What to do:
Set down the records exactly as they stand, except for any pictures, which you should omit.

BEGIN Data for this task

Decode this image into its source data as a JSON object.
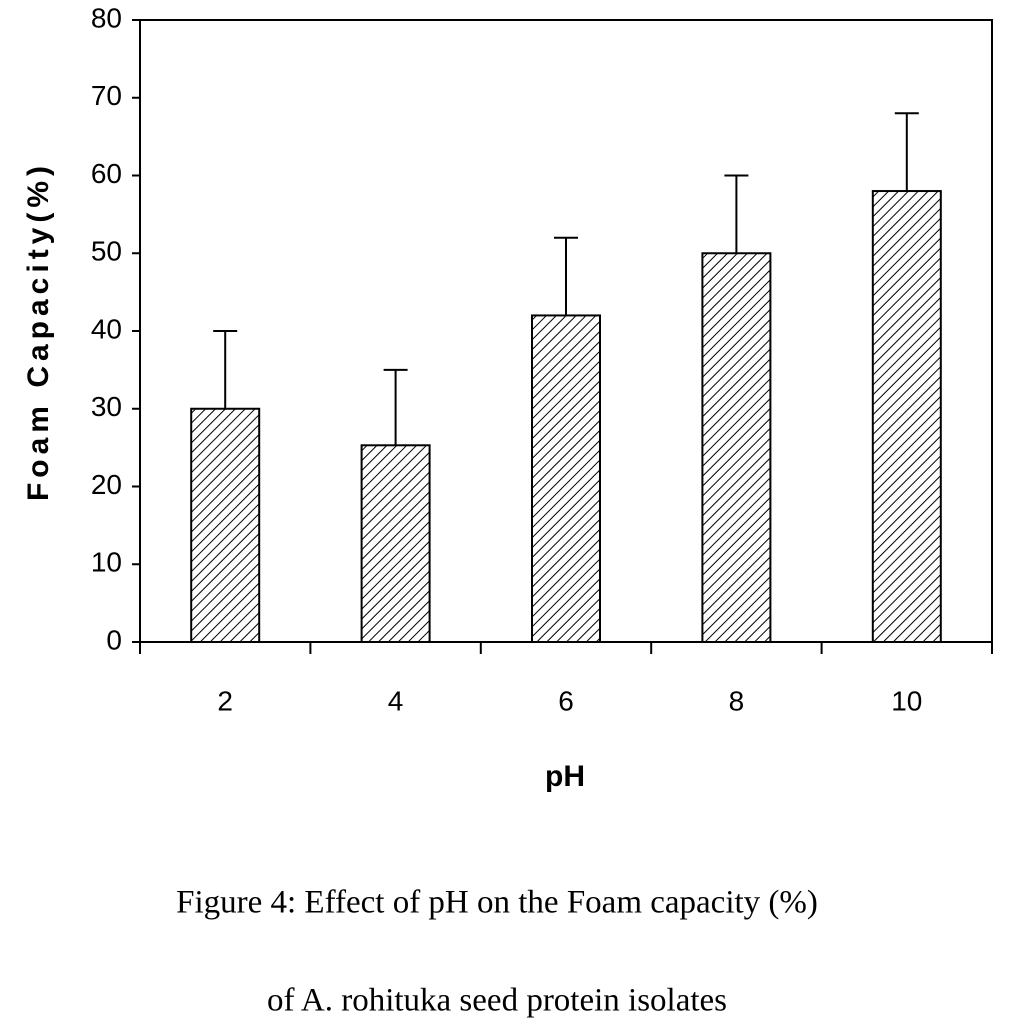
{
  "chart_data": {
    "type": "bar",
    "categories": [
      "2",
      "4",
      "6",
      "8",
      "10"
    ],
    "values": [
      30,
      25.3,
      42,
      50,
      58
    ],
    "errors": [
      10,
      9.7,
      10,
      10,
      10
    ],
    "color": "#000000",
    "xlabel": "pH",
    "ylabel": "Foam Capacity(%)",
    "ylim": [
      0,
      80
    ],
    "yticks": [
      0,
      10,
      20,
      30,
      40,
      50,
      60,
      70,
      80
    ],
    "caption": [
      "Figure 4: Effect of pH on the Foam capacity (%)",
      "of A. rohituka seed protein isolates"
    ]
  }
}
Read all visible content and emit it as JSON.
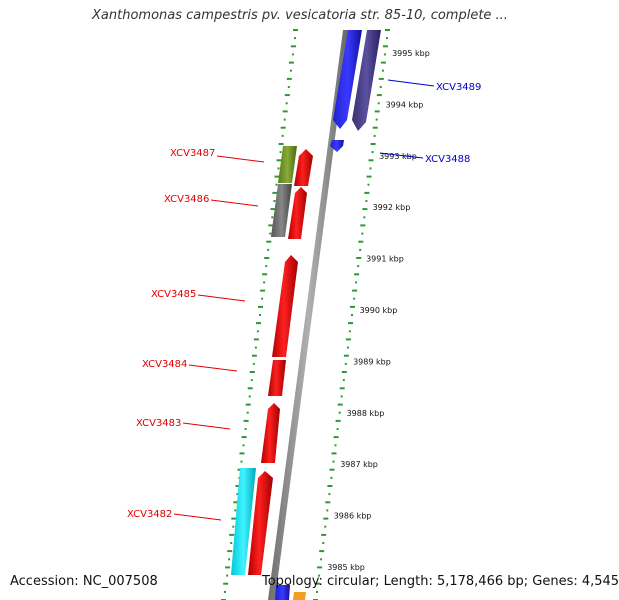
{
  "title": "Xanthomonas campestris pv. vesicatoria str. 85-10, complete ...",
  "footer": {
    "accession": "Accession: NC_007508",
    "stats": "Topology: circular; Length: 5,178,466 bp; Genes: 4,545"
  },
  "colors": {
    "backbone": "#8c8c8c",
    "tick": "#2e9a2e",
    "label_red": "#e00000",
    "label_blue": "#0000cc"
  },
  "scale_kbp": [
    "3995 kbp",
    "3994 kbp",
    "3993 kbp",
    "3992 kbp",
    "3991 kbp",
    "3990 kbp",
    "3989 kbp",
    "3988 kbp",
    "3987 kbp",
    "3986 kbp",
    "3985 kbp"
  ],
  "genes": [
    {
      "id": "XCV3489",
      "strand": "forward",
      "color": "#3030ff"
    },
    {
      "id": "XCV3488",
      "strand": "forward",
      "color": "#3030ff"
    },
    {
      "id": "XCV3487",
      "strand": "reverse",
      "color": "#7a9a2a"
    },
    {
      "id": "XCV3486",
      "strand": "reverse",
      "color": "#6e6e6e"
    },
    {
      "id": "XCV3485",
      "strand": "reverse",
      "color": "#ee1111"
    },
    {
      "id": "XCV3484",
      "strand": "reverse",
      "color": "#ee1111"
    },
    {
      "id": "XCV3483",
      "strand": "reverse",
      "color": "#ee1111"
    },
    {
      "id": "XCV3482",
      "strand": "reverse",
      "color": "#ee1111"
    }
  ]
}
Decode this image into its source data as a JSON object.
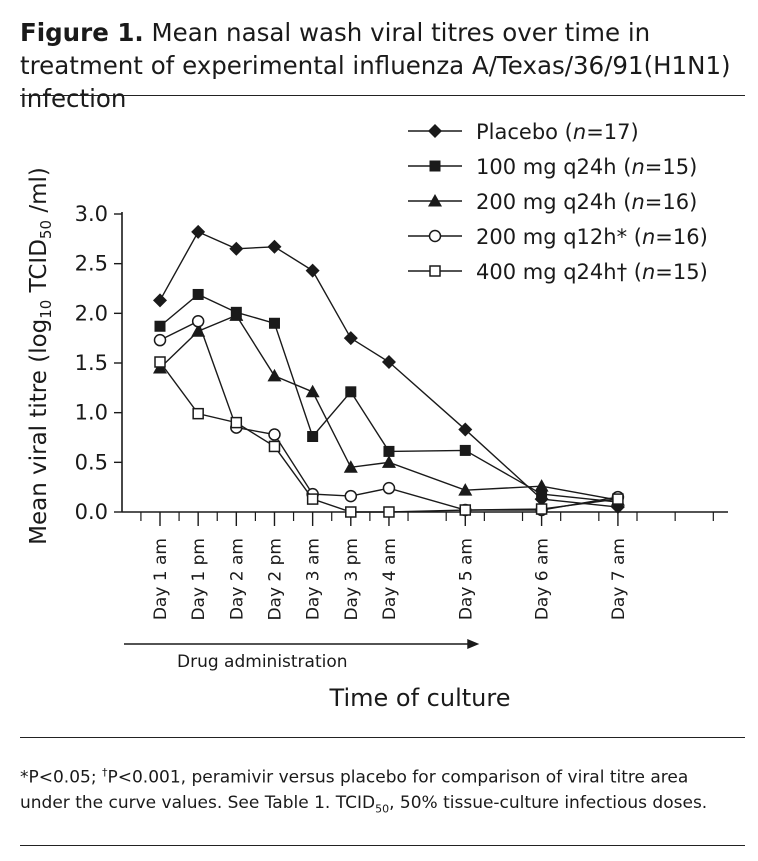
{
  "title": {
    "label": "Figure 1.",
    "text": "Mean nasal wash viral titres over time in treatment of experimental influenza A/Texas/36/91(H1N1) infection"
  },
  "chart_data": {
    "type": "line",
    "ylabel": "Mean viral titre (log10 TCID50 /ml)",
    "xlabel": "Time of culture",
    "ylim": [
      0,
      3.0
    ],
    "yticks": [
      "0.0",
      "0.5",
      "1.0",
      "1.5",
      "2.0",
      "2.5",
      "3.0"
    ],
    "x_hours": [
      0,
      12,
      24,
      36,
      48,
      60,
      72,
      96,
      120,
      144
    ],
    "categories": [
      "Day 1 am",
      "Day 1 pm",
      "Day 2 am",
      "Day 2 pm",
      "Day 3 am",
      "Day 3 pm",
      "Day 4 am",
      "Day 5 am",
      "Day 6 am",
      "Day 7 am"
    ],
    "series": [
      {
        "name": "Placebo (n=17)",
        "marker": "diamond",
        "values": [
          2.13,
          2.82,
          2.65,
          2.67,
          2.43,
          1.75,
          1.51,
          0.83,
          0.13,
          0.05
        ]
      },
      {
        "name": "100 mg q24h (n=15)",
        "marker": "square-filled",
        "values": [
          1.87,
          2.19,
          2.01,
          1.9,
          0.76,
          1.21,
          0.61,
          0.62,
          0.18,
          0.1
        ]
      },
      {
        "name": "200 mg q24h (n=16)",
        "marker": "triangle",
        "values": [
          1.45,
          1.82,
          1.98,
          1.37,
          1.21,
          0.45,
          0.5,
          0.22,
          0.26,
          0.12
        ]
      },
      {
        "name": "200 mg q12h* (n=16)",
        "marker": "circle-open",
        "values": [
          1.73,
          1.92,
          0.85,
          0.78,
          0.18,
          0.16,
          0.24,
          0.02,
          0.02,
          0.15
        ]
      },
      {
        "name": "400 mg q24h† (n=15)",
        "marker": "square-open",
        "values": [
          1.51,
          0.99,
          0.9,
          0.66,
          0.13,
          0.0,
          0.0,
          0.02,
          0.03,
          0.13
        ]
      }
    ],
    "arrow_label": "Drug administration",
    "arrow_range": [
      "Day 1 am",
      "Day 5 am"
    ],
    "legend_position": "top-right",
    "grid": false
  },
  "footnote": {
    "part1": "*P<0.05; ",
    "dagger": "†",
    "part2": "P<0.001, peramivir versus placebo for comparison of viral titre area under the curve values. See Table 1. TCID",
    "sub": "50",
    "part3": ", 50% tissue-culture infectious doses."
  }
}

END Data for this task

Answer for the task:
Decode this image into its source data as a JSON object.
{
  "chart_data": {
    "type": "bar",
    "categories": [
      "2",
      "4",
      "6",
      "8",
      "10"
    ],
    "values": [
      30,
      25.3,
      42,
      50,
      58
    ],
    "errors": [
      10,
      9.7,
      10,
      10,
      10
    ],
    "color": "#000000",
    "xlabel": "pH",
    "ylabel": "Foam Capacity(%)",
    "ylim": [
      0,
      80
    ],
    "yticks": [
      0,
      10,
      20,
      30,
      40,
      50,
      60,
      70,
      80
    ],
    "caption": [
      "Figure 4: Effect of pH on the Foam capacity (%)",
      "of A. rohituka seed protein isolates"
    ]
  }
}
Read all visible content and emit it as JSON.
{
  "title": "Xanthomonas campestris pv. vesicatoria str. 85-10, complete ...",
  "footer": {
    "accession": "Accession: NC_007508",
    "stats": "Topology: circular; Length: 5,178,466 bp; Genes: 4,545"
  },
  "colors": {
    "backbone": "#8c8c8c",
    "tick": "#2e9a2e",
    "label_red": "#e00000",
    "label_blue": "#0000cc"
  },
  "scale_kbp": [
    "3995 kbp",
    "3994 kbp",
    "3993 kbp",
    "3992 kbp",
    "3991 kbp",
    "3990 kbp",
    "3989 kbp",
    "3988 kbp",
    "3987 kbp",
    "3986 kbp",
    "3985 kbp"
  ],
  "genes": [
    {
      "id": "XCV3489",
      "strand": "forward",
      "color": "#3030ff"
    },
    {
      "id": "XCV3488",
      "strand": "forward",
      "color": "#3030ff"
    },
    {
      "id": "XCV3487",
      "strand": "reverse",
      "color": "#7a9a2a"
    },
    {
      "id": "XCV3486",
      "strand": "reverse",
      "color": "#6e6e6e"
    },
    {
      "id": "XCV3485",
      "strand": "reverse",
      "color": "#ee1111"
    },
    {
      "id": "XCV3484",
      "strand": "reverse",
      "color": "#ee1111"
    },
    {
      "id": "XCV3483",
      "strand": "reverse",
      "color": "#ee1111"
    },
    {
      "id": "XCV3482",
      "strand": "reverse",
      "color": "#ee1111"
    }
  ]
}
Decode this image into its source data as a JSON object.
{
  "title": {
    "label": "Figure 1.",
    "text": "Mean nasal wash viral titres over time in treatment of experimental influenza A/Texas/36/91(H1N1) infection"
  },
  "chart_data": {
    "type": "line",
    "ylabel": "Mean viral titre (log10 TCID50 /ml)",
    "xlabel": "Time of culture",
    "ylim": [
      0,
      3.0
    ],
    "yticks": [
      "0.0",
      "0.5",
      "1.0",
      "1.5",
      "2.0",
      "2.5",
      "3.0"
    ],
    "x_hours": [
      0,
      12,
      24,
      36,
      48,
      60,
      72,
      96,
      120,
      144
    ],
    "categories": [
      "Day 1 am",
      "Day 1 pm",
      "Day 2 am",
      "Day 2 pm",
      "Day 3 am",
      "Day 3 pm",
      "Day 4 am",
      "Day 5 am",
      "Day 6 am",
      "Day 7 am"
    ],
    "series": [
      {
        "name": "Placebo (n=17)",
        "marker": "diamond",
        "values": [
          2.13,
          2.82,
          2.65,
          2.67,
          2.43,
          1.75,
          1.51,
          0.83,
          0.13,
          0.05
        ]
      },
      {
        "name": "100 mg q24h (n=15)",
        "marker": "square-filled",
        "values": [
          1.87,
          2.19,
          2.01,
          1.9,
          0.76,
          1.21,
          0.61,
          0.62,
          0.18,
          0.1
        ]
      },
      {
        "name": "200 mg q24h (n=16)",
        "marker": "triangle",
        "values": [
          1.45,
          1.82,
          1.98,
          1.37,
          1.21,
          0.45,
          0.5,
          0.22,
          0.26,
          0.12
        ]
      },
      {
        "name": "200 mg q12h* (n=16)",
        "marker": "circle-open",
        "values": [
          1.73,
          1.92,
          0.85,
          0.78,
          0.18,
          0.16,
          0.24,
          0.02,
          0.02,
          0.15
        ]
      },
      {
        "name": "400 mg q24h† (n=15)",
        "marker": "square-open",
        "values": [
          1.51,
          0.99,
          0.9,
          0.66,
          0.13,
          0.0,
          0.0,
          0.02,
          0.03,
          0.13
        ]
      }
    ],
    "arrow_label": "Drug administration",
    "arrow_range": [
      "Day 1 am",
      "Day 5 am"
    ],
    "legend_position": "top-right",
    "grid": false
  },
  "footnote": {
    "part1": "*P<0.05; ",
    "dagger": "†",
    "part2": "P<0.001, peramivir versus placebo for comparison of viral titre area under the curve values. See Table 1. TCID",
    "sub": "50",
    "part3": ", 50% tissue-culture infectious doses."
  }
}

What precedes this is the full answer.